Return all entries word for word, but drop any images.

** begin Record excerpts **

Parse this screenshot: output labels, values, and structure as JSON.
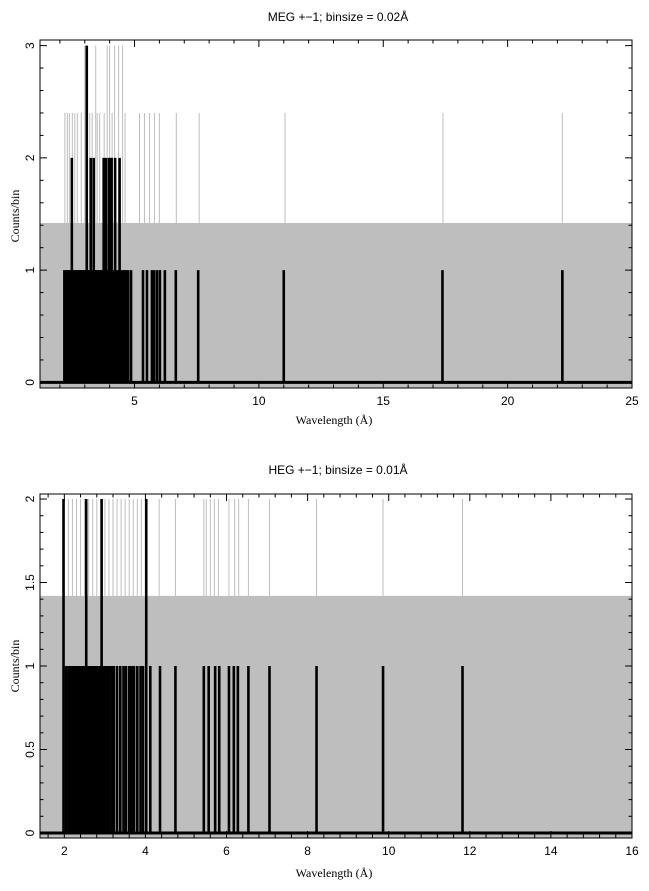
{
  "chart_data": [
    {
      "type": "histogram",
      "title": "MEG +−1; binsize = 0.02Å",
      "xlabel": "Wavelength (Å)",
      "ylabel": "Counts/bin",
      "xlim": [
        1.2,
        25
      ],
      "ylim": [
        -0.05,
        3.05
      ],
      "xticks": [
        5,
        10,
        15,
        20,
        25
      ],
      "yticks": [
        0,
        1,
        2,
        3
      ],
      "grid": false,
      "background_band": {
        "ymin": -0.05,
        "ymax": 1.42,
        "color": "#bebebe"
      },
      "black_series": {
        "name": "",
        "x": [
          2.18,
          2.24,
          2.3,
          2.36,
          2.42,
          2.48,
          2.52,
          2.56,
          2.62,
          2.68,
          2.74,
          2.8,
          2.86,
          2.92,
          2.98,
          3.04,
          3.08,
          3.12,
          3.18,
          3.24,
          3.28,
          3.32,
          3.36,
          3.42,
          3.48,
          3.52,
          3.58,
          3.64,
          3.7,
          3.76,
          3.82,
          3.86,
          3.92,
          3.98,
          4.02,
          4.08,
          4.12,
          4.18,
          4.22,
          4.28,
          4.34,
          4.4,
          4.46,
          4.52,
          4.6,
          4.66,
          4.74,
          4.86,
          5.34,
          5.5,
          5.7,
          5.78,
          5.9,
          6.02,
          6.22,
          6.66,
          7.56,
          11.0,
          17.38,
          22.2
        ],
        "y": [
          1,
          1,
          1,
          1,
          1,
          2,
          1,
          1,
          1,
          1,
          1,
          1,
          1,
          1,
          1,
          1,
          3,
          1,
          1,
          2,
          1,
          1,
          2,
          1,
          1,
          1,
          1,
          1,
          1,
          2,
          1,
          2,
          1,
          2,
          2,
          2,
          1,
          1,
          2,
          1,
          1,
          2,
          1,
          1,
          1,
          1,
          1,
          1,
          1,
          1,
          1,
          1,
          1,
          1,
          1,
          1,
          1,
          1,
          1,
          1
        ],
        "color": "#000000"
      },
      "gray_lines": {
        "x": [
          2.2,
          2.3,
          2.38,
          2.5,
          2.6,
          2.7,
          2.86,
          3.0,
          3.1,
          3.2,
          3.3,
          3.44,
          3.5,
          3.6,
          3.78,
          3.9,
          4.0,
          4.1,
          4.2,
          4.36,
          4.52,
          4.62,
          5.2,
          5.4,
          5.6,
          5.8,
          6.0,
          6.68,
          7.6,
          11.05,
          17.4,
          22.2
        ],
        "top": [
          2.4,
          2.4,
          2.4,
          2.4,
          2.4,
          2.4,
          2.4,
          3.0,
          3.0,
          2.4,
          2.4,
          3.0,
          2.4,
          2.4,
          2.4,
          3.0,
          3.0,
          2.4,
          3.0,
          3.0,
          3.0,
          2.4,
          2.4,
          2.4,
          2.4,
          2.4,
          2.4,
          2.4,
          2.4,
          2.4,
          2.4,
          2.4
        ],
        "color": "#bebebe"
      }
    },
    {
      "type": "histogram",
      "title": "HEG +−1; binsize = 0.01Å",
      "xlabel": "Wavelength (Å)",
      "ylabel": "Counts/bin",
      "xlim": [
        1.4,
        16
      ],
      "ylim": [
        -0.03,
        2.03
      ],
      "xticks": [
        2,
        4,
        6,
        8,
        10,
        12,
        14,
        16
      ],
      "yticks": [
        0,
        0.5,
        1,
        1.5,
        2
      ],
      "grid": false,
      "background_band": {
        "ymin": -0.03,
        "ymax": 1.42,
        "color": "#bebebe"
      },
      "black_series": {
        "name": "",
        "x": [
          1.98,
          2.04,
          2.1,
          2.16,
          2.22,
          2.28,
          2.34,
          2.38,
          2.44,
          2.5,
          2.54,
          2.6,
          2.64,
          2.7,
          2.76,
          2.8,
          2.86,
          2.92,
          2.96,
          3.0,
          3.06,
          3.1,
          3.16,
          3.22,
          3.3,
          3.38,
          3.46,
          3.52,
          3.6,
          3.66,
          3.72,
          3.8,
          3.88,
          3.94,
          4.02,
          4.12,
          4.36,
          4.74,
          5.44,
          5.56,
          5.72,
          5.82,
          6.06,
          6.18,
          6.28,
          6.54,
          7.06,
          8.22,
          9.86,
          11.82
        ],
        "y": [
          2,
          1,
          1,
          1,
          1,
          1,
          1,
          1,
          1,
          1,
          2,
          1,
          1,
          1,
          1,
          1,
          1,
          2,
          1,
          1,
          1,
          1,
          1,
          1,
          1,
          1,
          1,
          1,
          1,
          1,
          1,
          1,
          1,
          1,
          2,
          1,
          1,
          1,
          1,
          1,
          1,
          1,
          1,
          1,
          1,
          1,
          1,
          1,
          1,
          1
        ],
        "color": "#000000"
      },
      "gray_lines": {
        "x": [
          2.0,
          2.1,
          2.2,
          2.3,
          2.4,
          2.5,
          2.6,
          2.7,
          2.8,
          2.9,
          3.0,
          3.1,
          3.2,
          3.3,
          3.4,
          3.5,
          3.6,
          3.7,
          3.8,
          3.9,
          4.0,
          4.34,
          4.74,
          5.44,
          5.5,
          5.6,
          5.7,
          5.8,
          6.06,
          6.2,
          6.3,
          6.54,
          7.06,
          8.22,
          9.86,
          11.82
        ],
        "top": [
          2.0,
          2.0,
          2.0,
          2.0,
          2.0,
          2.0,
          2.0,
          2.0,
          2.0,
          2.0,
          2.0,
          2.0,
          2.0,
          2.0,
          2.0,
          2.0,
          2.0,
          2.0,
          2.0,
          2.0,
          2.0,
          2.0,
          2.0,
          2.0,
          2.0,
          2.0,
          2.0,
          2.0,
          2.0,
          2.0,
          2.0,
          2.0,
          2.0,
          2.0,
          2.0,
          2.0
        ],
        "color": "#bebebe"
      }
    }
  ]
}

** end Record excerpts **

_Correct output_
Parse this screenshot: output labels, values, and structure as JSON.
{
  "chart_data": [
    {
      "type": "histogram",
      "title": "MEG +−1; binsize = 0.02Å",
      "xlabel": "Wavelength (Å)",
      "ylabel": "Counts/bin",
      "xlim": [
        1.2,
        25
      ],
      "ylim": [
        -0.05,
        3.05
      ],
      "xticks": [
        5,
        10,
        15,
        20,
        25
      ],
      "yticks": [
        0,
        1,
        2,
        3
      ],
      "grid": false,
      "background_band": {
        "ymin": -0.05,
        "ymax": 1.42,
        "color": "#bebebe"
      },
      "black_series": {
        "name": "",
        "x": [
          2.18,
          2.24,
          2.3,
          2.36,
          2.42,
          2.48,
          2.52,
          2.56,
          2.62,
          2.68,
          2.74,
          2.8,
          2.86,
          2.92,
          2.98,
          3.04,
          3.08,
          3.12,
          3.18,
          3.24,
          3.28,
          3.32,
          3.36,
          3.42,
          3.48,
          3.52,
          3.58,
          3.64,
          3.7,
          3.76,
          3.82,
          3.86,
          3.92,
          3.98,
          4.02,
          4.08,
          4.12,
          4.18,
          4.22,
          4.28,
          4.34,
          4.4,
          4.46,
          4.52,
          4.6,
          4.66,
          4.74,
          4.86,
          5.34,
          5.5,
          5.7,
          5.78,
          5.9,
          6.02,
          6.22,
          6.66,
          7.56,
          11.0,
          17.38,
          22.2
        ],
        "y": [
          1,
          1,
          1,
          1,
          1,
          2,
          1,
          1,
          1,
          1,
          1,
          1,
          1,
          1,
          1,
          1,
          3,
          1,
          1,
          2,
          1,
          1,
          2,
          1,
          1,
          1,
          1,
          1,
          1,
          2,
          1,
          2,
          1,
          2,
          2,
          2,
          1,
          1,
          2,
          1,
          1,
          2,
          1,
          1,
          1,
          1,
          1,
          1,
          1,
          1,
          1,
          1,
          1,
          1,
          1,
          1,
          1,
          1,
          1,
          1
        ],
        "color": "#000000"
      },
      "gray_lines": {
        "x": [
          2.2,
          2.3,
          2.38,
          2.5,
          2.6,
          2.7,
          2.86,
          3.0,
          3.1,
          3.2,
          3.3,
          3.44,
          3.5,
          3.6,
          3.78,
          3.9,
          4.0,
          4.1,
          4.2,
          4.36,
          4.52,
          4.62,
          5.2,
          5.4,
          5.6,
          5.8,
          6.0,
          6.68,
          7.6,
          11.05,
          17.4,
          22.2
        ],
        "top": [
          2.4,
          2.4,
          2.4,
          2.4,
          2.4,
          2.4,
          2.4,
          3.0,
          3.0,
          2.4,
          2.4,
          3.0,
          2.4,
          2.4,
          2.4,
          3.0,
          3.0,
          2.4,
          3.0,
          3.0,
          3.0,
          2.4,
          2.4,
          2.4,
          2.4,
          2.4,
          2.4,
          2.4,
          2.4,
          2.4,
          2.4,
          2.4
        ],
        "color": "#bebebe"
      }
    },
    {
      "type": "histogram",
      "title": "HEG +−1; binsize = 0.01Å",
      "xlabel": "Wavelength (Å)",
      "ylabel": "Counts/bin",
      "xlim": [
        1.4,
        16
      ],
      "ylim": [
        -0.03,
        2.03
      ],
      "xticks": [
        2,
        4,
        6,
        8,
        10,
        12,
        14,
        16
      ],
      "yticks": [
        0,
        0.5,
        1,
        1.5,
        2
      ],
      "grid": false,
      "background_band": {
        "ymin": -0.03,
        "ymax": 1.42,
        "color": "#bebebe"
      },
      "black_series": {
        "name": "",
        "x": [
          1.98,
          2.04,
          2.1,
          2.16,
          2.22,
          2.28,
          2.34,
          2.38,
          2.44,
          2.5,
          2.54,
          2.6,
          2.64,
          2.7,
          2.76,
          2.8,
          2.86,
          2.92,
          2.96,
          3.0,
          3.06,
          3.1,
          3.16,
          3.22,
          3.3,
          3.38,
          3.46,
          3.52,
          3.6,
          3.66,
          3.72,
          3.8,
          3.88,
          3.94,
          4.02,
          4.12,
          4.36,
          4.74,
          5.44,
          5.56,
          5.72,
          5.82,
          6.06,
          6.18,
          6.28,
          6.54,
          7.06,
          8.22,
          9.86,
          11.82
        ],
        "y": [
          2,
          1,
          1,
          1,
          1,
          1,
          1,
          1,
          1,
          1,
          2,
          1,
          1,
          1,
          1,
          1,
          1,
          2,
          1,
          1,
          1,
          1,
          1,
          1,
          1,
          1,
          1,
          1,
          1,
          1,
          1,
          1,
          1,
          1,
          2,
          1,
          1,
          1,
          1,
          1,
          1,
          1,
          1,
          1,
          1,
          1,
          1,
          1,
          1,
          1
        ],
        "color": "#000000"
      },
      "gray_lines": {
        "x": [
          2.0,
          2.1,
          2.2,
          2.3,
          2.4,
          2.5,
          2.6,
          2.7,
          2.8,
          2.9,
          3.0,
          3.1,
          3.2,
          3.3,
          3.4,
          3.5,
          3.6,
          3.7,
          3.8,
          3.9,
          4.0,
          4.34,
          4.74,
          5.44,
          5.5,
          5.6,
          5.7,
          5.8,
          6.06,
          6.2,
          6.3,
          6.54,
          7.06,
          8.22,
          9.86,
          11.82
        ],
        "top": [
          2.0,
          2.0,
          2.0,
          2.0,
          2.0,
          2.0,
          2.0,
          2.0,
          2.0,
          2.0,
          2.0,
          2.0,
          2.0,
          2.0,
          2.0,
          2.0,
          2.0,
          2.0,
          2.0,
          2.0,
          2.0,
          2.0,
          2.0,
          2.0,
          2.0,
          2.0,
          2.0,
          2.0,
          2.0,
          2.0,
          2.0,
          2.0,
          2.0,
          2.0,
          2.0,
          2.0
        ],
        "color": "#bebebe"
      }
    }
  ]
}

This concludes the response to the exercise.